_WORKING DATA_
-- BEGIN --
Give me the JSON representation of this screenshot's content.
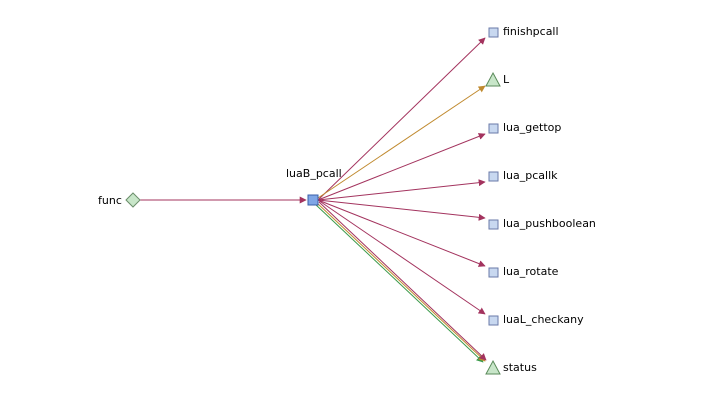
{
  "colors": {
    "call_edge": "#a3335e",
    "param_edge": "#c08a2f",
    "return_edge": "#3a9a4a",
    "func_node_fill": "#c8e6c9",
    "func_node_stroke": "#6b8e6b",
    "callee_fill": "#c8d8f0",
    "callee_stroke": "#6a7aa8",
    "center_fill": "#7fa6e6",
    "center_stroke": "#3a5fa8",
    "param_fill": "#c8e6c9",
    "param_stroke": "#5a8a5a"
  },
  "nodes": {
    "source": {
      "label": "func",
      "shape": "diamond-icon"
    },
    "center": {
      "label": "luaB_pcall",
      "shape": "square-icon"
    },
    "targets": [
      {
        "label": "finishpcall",
        "shape": "square-icon",
        "edge": "call"
      },
      {
        "label": "L",
        "shape": "triangle-icon",
        "edge": "param"
      },
      {
        "label": "lua_gettop",
        "shape": "square-icon",
        "edge": "call"
      },
      {
        "label": "lua_pcallk",
        "shape": "square-icon",
        "edge": "call"
      },
      {
        "label": "lua_pushboolean",
        "shape": "square-icon",
        "edge": "call"
      },
      {
        "label": "lua_rotate",
        "shape": "square-icon",
        "edge": "call"
      },
      {
        "label": "luaL_checkany",
        "shape": "square-icon",
        "edge": "call"
      },
      {
        "label": "status",
        "shape": "triangle-icon",
        "edge": "multi"
      }
    ]
  }
}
-- END --
_SET PROBLEM_
State the count of lines above containing the string "label", and add nothing to it.

_WORKED SOLUTION_
10